Exercise material:

■ ■ ■ ■

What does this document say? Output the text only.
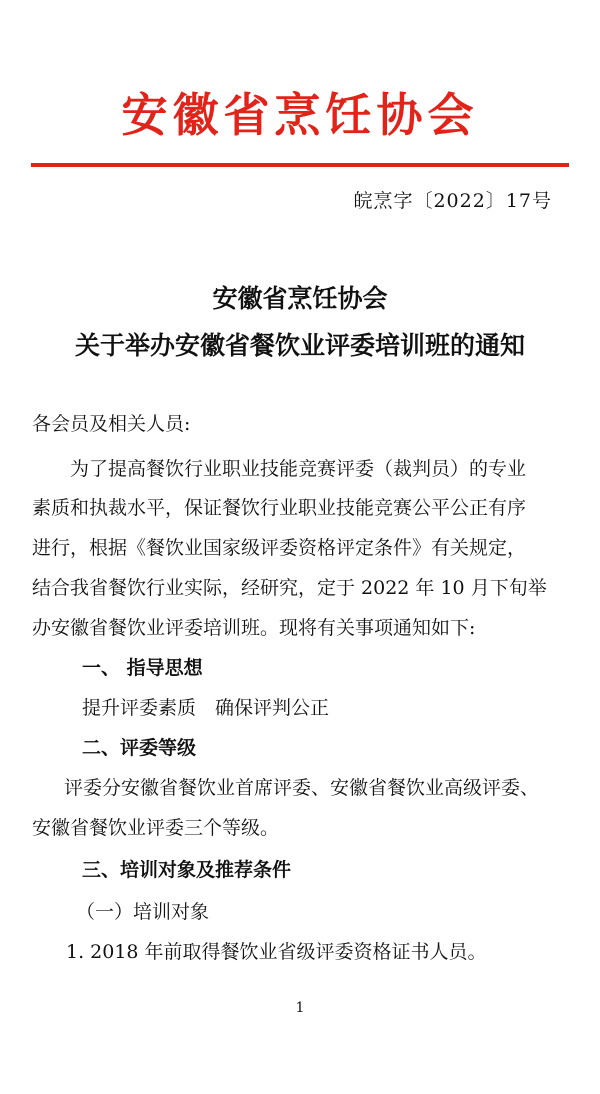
安徽省烹饪协会
皖烹字〔2022〕17号
安徽省烹饪协会
关于举办安徽省餐饮业评委培训班的通知
各会员及相关人员:
为了提高餐饮行业职业技能竞赛评委（裁判员）的专业
素质和执裁水平，保证餐饮行业职业技能竞赛公平公正有序
进行，根据《餐饮业国家级评委资格评定条件》有关规定，
结合我省餐饮行业实际，经研究，定于 2022 年 10 月下旬举
办安徽省餐饮业评委培训班。现将有关事项通知如下:
一、 指导思想
提升评委素质　确保评判公正
二、评委等级
评委分安徽省餐饮业首席评委、安徽省餐饮业高级评委、
安徽省餐饮业评委三个等级。
三、培训对象及推荐条件
（一）培训对象
1. 2018 年前取得餐饮业省级评委资格证书人员。
1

■ ■ ■ ■

Reproduce the records, all of them, word for word; omit the pictures.

What does this document say? Output the text only.
安徽省烹饪协会
皖烹字〔2022〕17号
安徽省烹饪协会
关于举办安徽省餐饮业评委培训班的通知
各会员及相关人员:
为了提高餐饮行业职业技能竞赛评委（裁判员）的专业
素质和执裁水平，保证餐饮行业职业技能竞赛公平公正有序
进行，根据《餐饮业国家级评委资格评定条件》有关规定，
结合我省餐饮行业实际，经研究，定于 2022 年 10 月下旬举
办安徽省餐饮业评委培训班。现将有关事项通知如下:
一、 指导思想
提升评委素质　确保评判公正
二、评委等级
评委分安徽省餐饮业首席评委、安徽省餐饮业高级评委、
安徽省餐饮业评委三个等级。
三、培训对象及推荐条件
（一）培训对象
1. 2018 年前取得餐饮业省级评委资格证书人员。
1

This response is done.